TASK REQUIREMENTS: Below are records; state how many of their lines hold the word "both", and give only the figure.

Data extracted from a collection:
▼
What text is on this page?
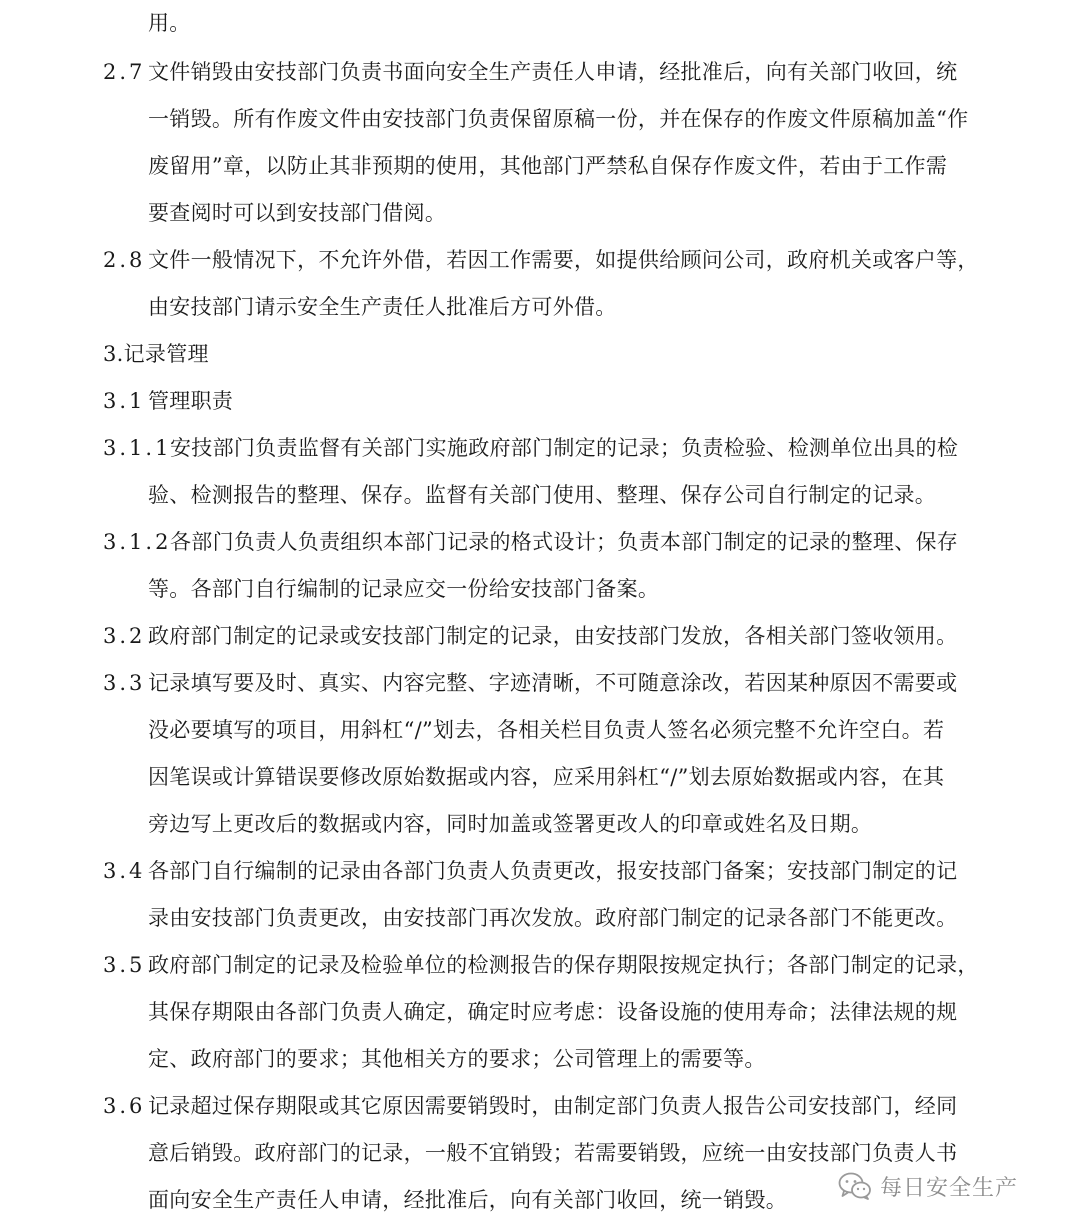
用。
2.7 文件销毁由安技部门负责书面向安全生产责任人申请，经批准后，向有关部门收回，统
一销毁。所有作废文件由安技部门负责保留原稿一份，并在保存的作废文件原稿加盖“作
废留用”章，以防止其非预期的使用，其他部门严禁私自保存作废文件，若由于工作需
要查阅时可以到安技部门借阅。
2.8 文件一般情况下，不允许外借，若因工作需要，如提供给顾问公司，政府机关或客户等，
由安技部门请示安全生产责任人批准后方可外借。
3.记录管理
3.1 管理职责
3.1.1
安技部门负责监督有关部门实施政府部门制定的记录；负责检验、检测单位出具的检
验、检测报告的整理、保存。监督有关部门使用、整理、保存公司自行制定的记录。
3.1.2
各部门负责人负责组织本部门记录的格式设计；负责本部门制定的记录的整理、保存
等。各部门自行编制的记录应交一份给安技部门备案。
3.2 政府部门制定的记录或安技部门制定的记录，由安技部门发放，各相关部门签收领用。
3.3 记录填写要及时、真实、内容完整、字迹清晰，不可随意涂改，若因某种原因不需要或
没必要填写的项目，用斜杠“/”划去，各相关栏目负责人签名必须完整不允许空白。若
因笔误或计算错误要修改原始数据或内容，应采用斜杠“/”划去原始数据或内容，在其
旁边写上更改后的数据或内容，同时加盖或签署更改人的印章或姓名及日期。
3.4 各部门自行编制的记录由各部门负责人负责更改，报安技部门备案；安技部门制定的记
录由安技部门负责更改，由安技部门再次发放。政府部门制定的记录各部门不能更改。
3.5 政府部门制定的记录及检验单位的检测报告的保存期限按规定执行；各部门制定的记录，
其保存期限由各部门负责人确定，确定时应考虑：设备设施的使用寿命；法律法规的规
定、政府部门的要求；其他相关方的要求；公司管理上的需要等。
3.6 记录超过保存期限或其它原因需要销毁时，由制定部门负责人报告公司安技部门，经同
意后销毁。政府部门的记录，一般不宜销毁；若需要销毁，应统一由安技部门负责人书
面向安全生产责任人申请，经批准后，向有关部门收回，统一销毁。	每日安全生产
▲
▼
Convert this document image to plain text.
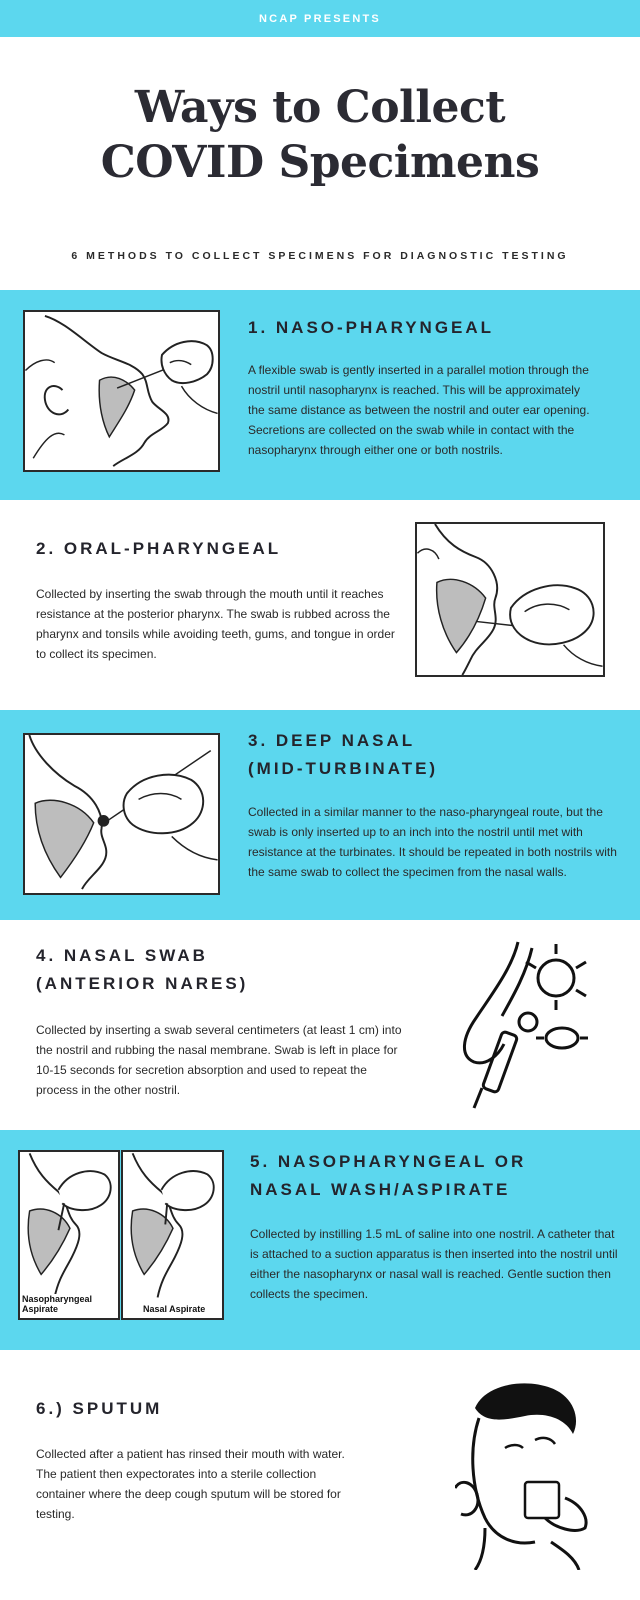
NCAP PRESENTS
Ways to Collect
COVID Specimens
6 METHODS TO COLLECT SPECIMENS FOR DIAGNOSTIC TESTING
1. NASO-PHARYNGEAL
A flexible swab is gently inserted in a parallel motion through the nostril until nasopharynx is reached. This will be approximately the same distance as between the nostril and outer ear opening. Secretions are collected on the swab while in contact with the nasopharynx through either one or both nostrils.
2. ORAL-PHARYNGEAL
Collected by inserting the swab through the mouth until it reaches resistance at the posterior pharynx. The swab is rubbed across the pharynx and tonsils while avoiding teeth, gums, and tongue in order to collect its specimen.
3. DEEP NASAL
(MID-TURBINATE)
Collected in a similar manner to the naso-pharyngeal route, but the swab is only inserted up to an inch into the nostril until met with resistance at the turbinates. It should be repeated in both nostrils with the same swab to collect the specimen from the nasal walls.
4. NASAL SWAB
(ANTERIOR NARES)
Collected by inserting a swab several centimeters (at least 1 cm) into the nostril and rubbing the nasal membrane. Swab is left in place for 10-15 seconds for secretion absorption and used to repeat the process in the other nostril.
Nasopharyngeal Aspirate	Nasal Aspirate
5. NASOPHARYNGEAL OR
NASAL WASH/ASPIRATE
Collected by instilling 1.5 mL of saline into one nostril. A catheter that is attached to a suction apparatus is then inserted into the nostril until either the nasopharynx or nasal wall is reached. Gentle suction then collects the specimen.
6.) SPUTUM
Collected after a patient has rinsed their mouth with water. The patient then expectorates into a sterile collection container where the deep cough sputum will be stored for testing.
▲
ANSWER TO THE TASK: 2